- _Problem statement_: Exactly repeat the material, dropping only the pictures.

Data entries:
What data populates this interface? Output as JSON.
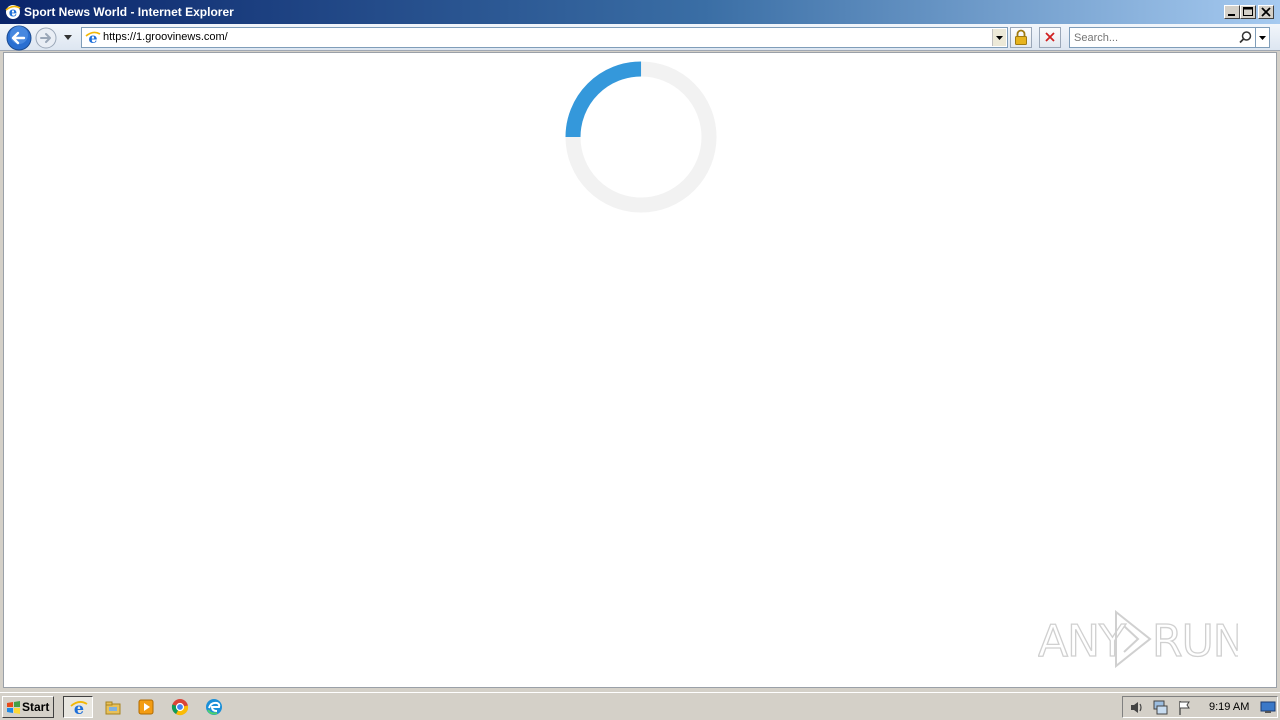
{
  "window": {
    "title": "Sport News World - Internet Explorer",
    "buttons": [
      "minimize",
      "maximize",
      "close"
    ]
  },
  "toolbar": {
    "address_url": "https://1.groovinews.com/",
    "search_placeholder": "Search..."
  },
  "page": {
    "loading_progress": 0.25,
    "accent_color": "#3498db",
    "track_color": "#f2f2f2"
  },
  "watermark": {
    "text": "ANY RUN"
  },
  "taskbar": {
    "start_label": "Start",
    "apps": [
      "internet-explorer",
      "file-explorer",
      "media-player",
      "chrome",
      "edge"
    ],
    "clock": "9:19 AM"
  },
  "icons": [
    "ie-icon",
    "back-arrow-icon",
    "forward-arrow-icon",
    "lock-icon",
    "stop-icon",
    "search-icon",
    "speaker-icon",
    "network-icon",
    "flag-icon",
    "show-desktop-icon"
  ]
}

- _Answer to this problem_:
What data populates this interface? Output as JSON.
{
  "window": {
    "title": "Sport News World - Internet Explorer",
    "buttons": [
      "minimize",
      "maximize",
      "close"
    ]
  },
  "toolbar": {
    "address_url": "https://1.groovinews.com/",
    "search_placeholder": "Search..."
  },
  "page": {
    "loading_progress": 0.25,
    "accent_color": "#3498db",
    "track_color": "#f2f2f2"
  },
  "watermark": {
    "text": "ANY RUN"
  },
  "taskbar": {
    "start_label": "Start",
    "apps": [
      "internet-explorer",
      "file-explorer",
      "media-player",
      "chrome",
      "edge"
    ],
    "clock": "9:19 AM"
  },
  "icons": [
    "ie-icon",
    "back-arrow-icon",
    "forward-arrow-icon",
    "lock-icon",
    "stop-icon",
    "search-icon",
    "speaker-icon",
    "network-icon",
    "flag-icon",
    "show-desktop-icon"
  ]
}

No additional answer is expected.